### Data to use
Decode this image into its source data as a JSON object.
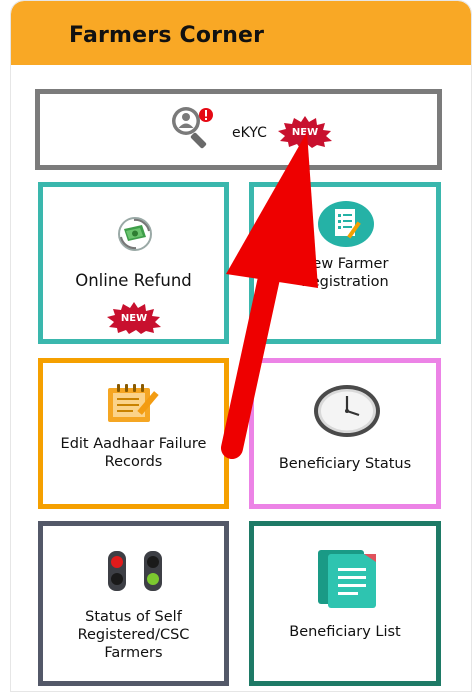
{
  "panel": {
    "title": "Farmers Corner"
  },
  "badge": {
    "text": "NEW"
  },
  "cards": {
    "ekyc": {
      "label": "eKYC",
      "icon": "search-user-alert-icon"
    },
    "online_refund": {
      "label": "Online Refund",
      "icon": "refund-coin-icon"
    },
    "new_farmer": {
      "label_line1": "New Farmer",
      "label_line2": "Registration",
      "icon": "registration-form-icon"
    },
    "edit_aadhaar": {
      "label_line1": "Edit Aadhaar Failure",
      "label_line2": "Records",
      "icon": "edit-document-icon"
    },
    "beneficiary_status": {
      "label": "Beneficiary Status",
      "icon": "clock-icon"
    },
    "self_registered": {
      "label_line1": "Status of Self",
      "label_line2": "Registered/CSC",
      "label_line3": "Farmers",
      "icon": "traffic-light-icon"
    },
    "beneficiary_list": {
      "label": "Beneficiary List",
      "icon": "document-list-icon"
    }
  },
  "colors": {
    "header": "#f9a825",
    "ekyc_border": "#7b7b7b",
    "teal_border": "#3ab7ad",
    "orange_border": "#f5a000",
    "pink_border": "#ec83e6",
    "slate_border": "#535868",
    "green_border": "#1e7a66",
    "annotation_arrow": "#e60000"
  }
}
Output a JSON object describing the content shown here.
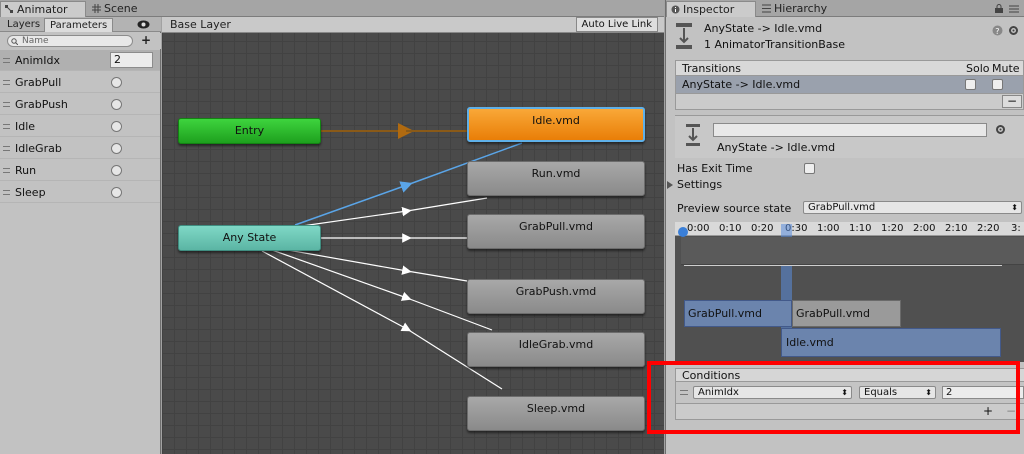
{
  "tabs": {
    "animator": "Animator",
    "scene": "Scene",
    "inspector": "Inspector",
    "hierarchy": "Hierarchy"
  },
  "left_panel": {
    "subtabs": [
      "Layers",
      "Parameters"
    ],
    "search_placeholder": "Name",
    "add_label": "+",
    "parameters": [
      {
        "name": "AnimIdx",
        "type": "int",
        "value": "2"
      },
      {
        "name": "GrabPull",
        "type": "trigger"
      },
      {
        "name": "GrabPush",
        "type": "trigger"
      },
      {
        "name": "Idle",
        "type": "trigger"
      },
      {
        "name": "IdleGrab",
        "type": "trigger"
      },
      {
        "name": "Run",
        "type": "trigger"
      },
      {
        "name": "Sleep",
        "type": "trigger"
      }
    ]
  },
  "graph": {
    "breadcrumb": "Base Layer",
    "auto_live_link": "Auto Live Link",
    "nodes": {
      "entry": "Entry",
      "any_state": "Any State",
      "idle": "Idle.vmd",
      "run": "Run.vmd",
      "grab_pull": "GrabPull.vmd",
      "grab_push": "GrabPush.vmd",
      "idle_grab": "IdleGrab.vmd",
      "sleep": "Sleep.vmd"
    },
    "colors": {
      "entry": "#2fbf2f",
      "any_state": "#6ec8b6",
      "default_state": "#f39215",
      "selected_transition": "#5aa5e8"
    }
  },
  "inspector": {
    "header_title": "AnyState -> Idle.vmd",
    "header_subtitle": "1 AnimatorTransitionBase",
    "transitions_label": "Transitions",
    "solo_label": "Solo",
    "mute_label": "Mute",
    "transition_row": "AnyState -> Idle.vmd",
    "remove_label": "−",
    "transition_name": "AnyState -> Idle.vmd",
    "has_exit_time_label": "Has Exit Time",
    "settings_label": "Settings",
    "preview_source_label": "Preview source state",
    "preview_source_value": "GrabPull.vmd",
    "timeline_ticks": [
      "0:00",
      "0:10",
      "0:20",
      "0:30",
      "1:00",
      "1:10",
      "1:20",
      "2:00",
      "2:10",
      "2:20",
      "3:"
    ],
    "timeline_clips": {
      "clip1": "GrabPull.vmd",
      "clip2": "GrabPull.vmd",
      "clip3": "Idle.vmd"
    },
    "conditions_label": "Conditions",
    "condition": {
      "parameter": "AnimIdx",
      "operator": "Equals",
      "value": "2"
    },
    "add_condition": "+",
    "remove_condition": "−"
  }
}
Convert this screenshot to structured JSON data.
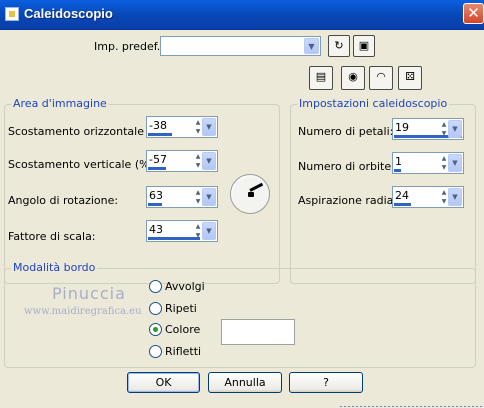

### Request
Find the string "object" in the records, then copy each line where it occurs.

### Complete output
Decode this image into its source data as a JSON object.
Output a JSON object describing the content shown here.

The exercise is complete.